◆ Задание
Замените «Довлатов» на «Автор» во фрагменте исходного текста, охватывающем всё от «Через пару лет» вплоть до «диалог, почти нестареющий.» включительно, и приведите этот фрагмент целиком.

◆ Исходный текст
************

– Этого достаточно. Курение есть вредная, легкомысленная привычка. Согласны? Вот и напишите… Покайтесь в туманной, загадочной форме…»
Так разговор выглядит теперь, в окончательной редакции. А тогда, в рукописи, в 1977-м, отец говорил:
«– Нужно пойти прямо к Кэбину, Первому секретарю ЦК. Он человек глупый, но добрый…»
Через пару лет именно эти слова прозвучали по «Свободе», передававшей главы «Невидимой книги». Забавно: сначала следовало волноваться из-за того, что отец назвал Первого секретаря ЦК КП Эстонии глупым, а потом – с приходом Перестройки – из-за того, что назвал его добрым. Наконец и вовсе это стало неинтересным. Довлатов написал новый диалог, почти нестареющий.

************

◆ Собранные материалы
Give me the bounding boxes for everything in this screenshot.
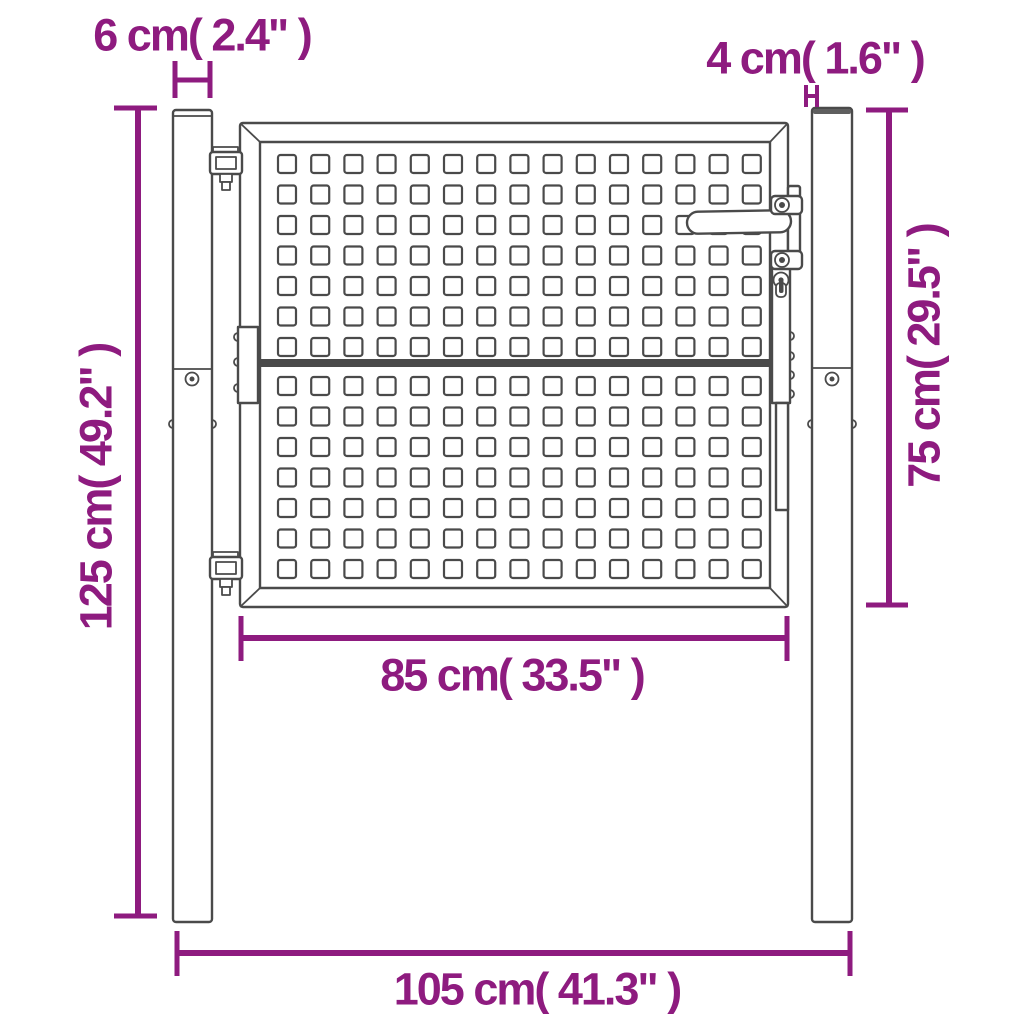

************

◆ Ответ
Через пару лет именно эти слова прозвучали по «Свободе», передававшей главы «Невидимой книги». Забавно: сначала следовало волноваться из-за того, что отец назвал Первого секретаря ЦК КП Эстонии глупым, а потом – с приходом Перестройки – из-за того, что назвал его добрым. Наконец и вовсе это стало неинтересным. Автор написал новый диалог, почти нестареющий.